Request: Send back all the data below, exactly as given.

* begin *

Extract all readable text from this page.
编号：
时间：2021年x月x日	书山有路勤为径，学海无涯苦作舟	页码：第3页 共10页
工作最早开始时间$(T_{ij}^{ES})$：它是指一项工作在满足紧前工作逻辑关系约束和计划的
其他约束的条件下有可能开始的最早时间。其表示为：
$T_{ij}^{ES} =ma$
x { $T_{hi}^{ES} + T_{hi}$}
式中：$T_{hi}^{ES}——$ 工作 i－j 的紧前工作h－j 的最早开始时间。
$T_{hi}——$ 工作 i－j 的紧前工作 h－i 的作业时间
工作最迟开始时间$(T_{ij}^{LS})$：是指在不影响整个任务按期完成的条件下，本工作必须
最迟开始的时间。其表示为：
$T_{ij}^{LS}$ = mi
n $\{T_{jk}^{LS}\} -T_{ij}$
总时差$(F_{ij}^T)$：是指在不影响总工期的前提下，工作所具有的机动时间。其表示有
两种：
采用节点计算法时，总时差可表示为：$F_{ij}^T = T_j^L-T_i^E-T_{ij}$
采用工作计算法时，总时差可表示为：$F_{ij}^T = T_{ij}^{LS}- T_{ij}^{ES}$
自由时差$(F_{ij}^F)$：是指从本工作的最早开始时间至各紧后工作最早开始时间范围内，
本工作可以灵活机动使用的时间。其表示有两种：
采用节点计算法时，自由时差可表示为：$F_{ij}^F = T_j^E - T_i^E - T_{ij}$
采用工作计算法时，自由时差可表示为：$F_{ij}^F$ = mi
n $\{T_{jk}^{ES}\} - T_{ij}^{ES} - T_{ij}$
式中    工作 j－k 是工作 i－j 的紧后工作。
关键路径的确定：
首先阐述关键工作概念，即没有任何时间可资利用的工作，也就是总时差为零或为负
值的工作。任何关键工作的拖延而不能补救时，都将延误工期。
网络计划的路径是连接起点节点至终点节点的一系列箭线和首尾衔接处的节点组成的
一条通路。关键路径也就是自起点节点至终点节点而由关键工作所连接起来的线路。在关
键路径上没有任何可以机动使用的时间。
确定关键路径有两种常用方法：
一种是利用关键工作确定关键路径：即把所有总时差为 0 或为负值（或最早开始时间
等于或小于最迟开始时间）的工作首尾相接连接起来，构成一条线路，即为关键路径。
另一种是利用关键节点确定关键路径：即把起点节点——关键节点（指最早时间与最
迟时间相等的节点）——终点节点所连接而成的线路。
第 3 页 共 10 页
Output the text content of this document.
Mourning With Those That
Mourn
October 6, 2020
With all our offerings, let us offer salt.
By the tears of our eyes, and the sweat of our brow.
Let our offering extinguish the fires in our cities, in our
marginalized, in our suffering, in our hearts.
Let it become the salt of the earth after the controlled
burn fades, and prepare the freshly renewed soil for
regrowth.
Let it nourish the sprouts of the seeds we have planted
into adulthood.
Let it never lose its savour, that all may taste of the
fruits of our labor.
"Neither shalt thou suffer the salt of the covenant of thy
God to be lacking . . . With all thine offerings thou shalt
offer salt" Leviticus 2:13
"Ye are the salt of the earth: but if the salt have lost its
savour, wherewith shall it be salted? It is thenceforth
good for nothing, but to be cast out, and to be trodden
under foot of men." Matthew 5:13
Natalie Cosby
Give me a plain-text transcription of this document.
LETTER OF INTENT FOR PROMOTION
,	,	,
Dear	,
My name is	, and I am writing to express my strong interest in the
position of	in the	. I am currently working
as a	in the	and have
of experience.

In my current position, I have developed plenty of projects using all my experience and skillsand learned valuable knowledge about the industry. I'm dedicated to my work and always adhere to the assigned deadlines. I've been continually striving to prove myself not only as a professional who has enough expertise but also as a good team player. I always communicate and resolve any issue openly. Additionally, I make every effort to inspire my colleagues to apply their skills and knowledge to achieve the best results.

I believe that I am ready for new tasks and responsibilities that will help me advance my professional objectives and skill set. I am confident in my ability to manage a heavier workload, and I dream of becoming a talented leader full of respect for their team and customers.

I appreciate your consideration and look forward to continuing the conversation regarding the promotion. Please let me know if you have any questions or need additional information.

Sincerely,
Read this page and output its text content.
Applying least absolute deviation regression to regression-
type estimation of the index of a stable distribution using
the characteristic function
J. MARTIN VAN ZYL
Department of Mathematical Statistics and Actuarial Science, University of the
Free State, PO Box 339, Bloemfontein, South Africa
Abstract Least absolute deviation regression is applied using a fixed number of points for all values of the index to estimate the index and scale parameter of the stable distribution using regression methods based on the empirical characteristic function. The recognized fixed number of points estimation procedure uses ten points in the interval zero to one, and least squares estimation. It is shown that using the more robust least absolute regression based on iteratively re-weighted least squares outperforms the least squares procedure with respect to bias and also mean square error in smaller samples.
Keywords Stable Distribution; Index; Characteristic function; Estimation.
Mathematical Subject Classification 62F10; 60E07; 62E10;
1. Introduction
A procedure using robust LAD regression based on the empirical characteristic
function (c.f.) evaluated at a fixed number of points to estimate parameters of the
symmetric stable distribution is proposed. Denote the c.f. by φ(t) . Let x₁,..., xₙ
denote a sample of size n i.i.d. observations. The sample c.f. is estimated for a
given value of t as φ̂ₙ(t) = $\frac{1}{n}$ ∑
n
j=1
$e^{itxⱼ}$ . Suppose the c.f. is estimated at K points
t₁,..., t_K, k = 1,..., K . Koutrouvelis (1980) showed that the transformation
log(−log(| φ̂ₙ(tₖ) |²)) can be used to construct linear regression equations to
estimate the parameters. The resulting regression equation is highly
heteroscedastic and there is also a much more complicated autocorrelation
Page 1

* end *

Response:
Extract all readable text from this page.
编号：
时间：2021年x月x日	书山有路勤为径，学海无涯苦作舟	页码：第3页 共10页
工作最早开始时间$(T_{ij}^{ES})$：它是指一项工作在满足紧前工作逻辑关系约束和计划的
其他约束的条件下有可能开始的最早时间。其表示为：
$T_{ij}^{ES} =ma$
x { $T_{hi}^{ES} + T_{hi}$}
式中：$T_{hi}^{ES}——$ 工作 i－j 的紧前工作h－j 的最早开始时间。
$T_{hi}——$ 工作 i－j 的紧前工作 h－i 的作业时间
工作最迟开始时间$(T_{ij}^{LS})$：是指在不影响整个任务按期完成的条件下，本工作必须
最迟开始的时间。其表示为：
$T_{ij}^{LS}$ = mi
n $\{T_{jk}^{LS}\} -T_{ij}$
总时差$(F_{ij}^T)$：是指在不影响总工期的前提下，工作所具有的机动时间。其表示有
两种：
采用节点计算法时，总时差可表示为：$F_{ij}^T = T_j^L-T_i^E-T_{ij}$
采用工作计算法时，总时差可表示为：$F_{ij}^T = T_{ij}^{LS}- T_{ij}^{ES}$
自由时差$(F_{ij}^F)$：是指从本工作的最早开始时间至各紧后工作最早开始时间范围内，
本工作可以灵活机动使用的时间。其表示有两种：
采用节点计算法时，自由时差可表示为：$F_{ij}^F = T_j^E - T_i^E - T_{ij}$
采用工作计算法时，自由时差可表示为：$F_{ij}^F$ = mi
n $\{T_{jk}^{ES}\} - T_{ij}^{ES} - T_{ij}$
式中    工作 j－k 是工作 i－j 的紧后工作。
关键路径的确定：
首先阐述关键工作概念，即没有任何时间可资利用的工作，也就是总时差为零或为负
值的工作。任何关键工作的拖延而不能补救时，都将延误工期。
网络计划的路径是连接起点节点至终点节点的一系列箭线和首尾衔接处的节点组成的
一条通路。关键路径也就是自起点节点至终点节点而由关键工作所连接起来的线路。在关
键路径上没有任何可以机动使用的时间。
确定关键路径有两种常用方法：
一种是利用关键工作确定关键路径：即把所有总时差为 0 或为负值（或最早开始时间
等于或小于最迟开始时间）的工作首尾相接连接起来，构成一条线路，即为关键路径。
另一种是利用关键节点确定关键路径：即把起点节点——关键节点（指最早时间与最
迟时间相等的节点）——终点节点所连接而成的线路。
第 3 页 共 10 页
Output the text content of this document.
Mourning With Those That
Mourn
October 6, 2020
With all our offerings, let us offer salt.
By the tears of our eyes, and the sweat of our brow.
Let our offering extinguish the fires in our cities, in our
marginalized, in our suffering, in our hearts.
Let it become the salt of the earth after the controlled
burn fades, and prepare the freshly renewed soil for
regrowth.
Let it nourish the sprouts of the seeds we have planted
into adulthood.
Let it never lose its savour, that all may taste of the
fruits of our labor.
"Neither shalt thou suffer the salt of the covenant of thy
God to be lacking . . . With all thine offerings thou shalt
offer salt" Leviticus 2:13
"Ye are the salt of the earth: but if the salt have lost its
savour, wherewith shall it be salted? It is thenceforth
good for nothing, but to be cast out, and to be trodden
under foot of men." Matthew 5:13
Natalie Cosby
Give me a plain-text transcription of this document.
LETTER OF INTENT FOR PROMOTION
,	,	,
Dear	,
My name is	, and I am writing to express my strong interest in the
position of	in the	. I am currently working
as a	in the	and have
of experience.

In my current position, I have developed plenty of projects using all my experience and skillsand learned valuable knowledge about the industry. I'm dedicated to my work and always adhere to the assigned deadlines. I've been continually striving to prove myself not only as a professional who has enough expertise but also as a good team player. I always communicate and resolve any issue openly. Additionally, I make every effort to inspire my colleagues to apply their skills and knowledge to achieve the best results.

I believe that I am ready for new tasks and responsibilities that will help me advance my professional objectives and skill set. I am confident in my ability to manage a heavier workload, and I dream of becoming a talented leader full of respect for their team and customers.

I appreciate your consideration and look forward to continuing the conversation regarding the promotion. Please let me know if you have any questions or need additional information.

Sincerely,
Read this page and output its text content.
Applying least absolute deviation regression to regression-
type estimation of the index of a stable distribution using
the characteristic function
J. MARTIN VAN ZYL
Department of Mathematical Statistics and Actuarial Science, University of the
Free State, PO Box 339, Bloemfontein, South Africa
Abstract Least absolute deviation regression is applied using a fixed number of points for all values of the index to estimate the index and scale parameter of the stable distribution using regression methods based on the empirical characteristic function. The recognized fixed number of points estimation procedure uses ten points in the interval zero to one, and least squares estimation. It is shown that using the more robust least absolute regression based on iteratively re-weighted least squares outperforms the least squares procedure with respect to bias and also mean square error in smaller samples.
Keywords Stable Distribution; Index; Characteristic function; Estimation.
Mathematical Subject Classification 62F10; 60E07; 62E10;
1. Introduction
A procedure using robust LAD regression based on the empirical characteristic
function (c.f.) evaluated at a fixed number of points to estimate parameters of the
symmetric stable distribution is proposed. Denote the c.f. by φ(t) . Let x₁,..., xₙ
denote a sample of size n i.i.d. observations. The sample c.f. is estimated for a
given value of t as φ̂ₙ(t) = $\frac{1}{n}$ ∑
n
j=1
$e^{itxⱼ}$ . Suppose the c.f. is estimated at K points
t₁,..., t_K, k = 1,..., K . Koutrouvelis (1980) showed that the transformation
log(−log(| φ̂ₙ(tₖ) |²)) can be used to construct linear regression equations to
estimate the parameters. The resulting regression equation is highly
heteroscedastic and there is also a much more complicated autocorrelation
Page 1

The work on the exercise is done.